[Collected data]
+===+
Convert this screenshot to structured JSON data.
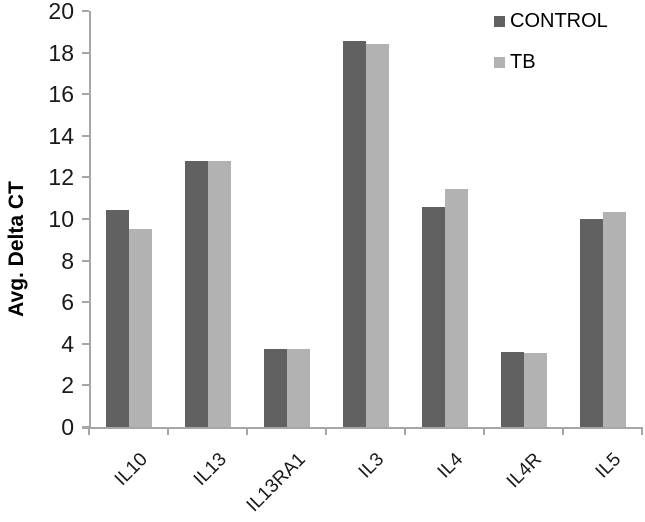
{
  "chart_data": {
    "type": "bar",
    "title": "",
    "xlabel": "",
    "ylabel": "Avg. Delta CT",
    "categories": [
      "IL10",
      "IL13",
      "IL13RA1",
      "IL3",
      "IL4",
      "IL4R",
      "IL5"
    ],
    "series": [
      {
        "name": "CONTROL",
        "color": "#616161",
        "values": [
          10.45,
          12.8,
          3.75,
          18.55,
          10.6,
          3.6,
          10.0
        ]
      },
      {
        "name": "TB",
        "color": "#b2b2b2",
        "values": [
          9.5,
          12.8,
          3.75,
          18.4,
          11.45,
          3.55,
          10.35
        ]
      }
    ],
    "ylim": [
      0,
      20
    ],
    "ytick_step": 2,
    "ytick_labels": [
      "0",
      "2",
      "4",
      "6",
      "8",
      "10",
      "12",
      "14",
      "16",
      "18",
      "20"
    ],
    "grid": false,
    "legend_position": "top-right",
    "axis_color": "#a6a6a6",
    "text_color": "#1a1a1a",
    "background": "#ffffff"
  }
}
+===+
#### Required task:
Quote the listing above in full, except for the pictures.

#### Result for this exercise:
Convert this screenshot to structured JSON data.
{
  "chart_data": {
    "type": "bar",
    "title": "",
    "xlabel": "",
    "ylabel": "Avg. Delta CT",
    "categories": [
      "IL10",
      "IL13",
      "IL13RA1",
      "IL3",
      "IL4",
      "IL4R",
      "IL5"
    ],
    "series": [
      {
        "name": "CONTROL",
        "color": "#616161",
        "values": [
          10.45,
          12.8,
          3.75,
          18.55,
          10.6,
          3.6,
          10.0
        ]
      },
      {
        "name": "TB",
        "color": "#b2b2b2",
        "values": [
          9.5,
          12.8,
          3.75,
          18.4,
          11.45,
          3.55,
          10.35
        ]
      }
    ],
    "ylim": [
      0,
      20
    ],
    "ytick_step": 2,
    "ytick_labels": [
      "0",
      "2",
      "4",
      "6",
      "8",
      "10",
      "12",
      "14",
      "16",
      "18",
      "20"
    ],
    "grid": false,
    "legend_position": "top-right",
    "axis_color": "#a6a6a6",
    "text_color": "#1a1a1a",
    "background": "#ffffff"
  }
}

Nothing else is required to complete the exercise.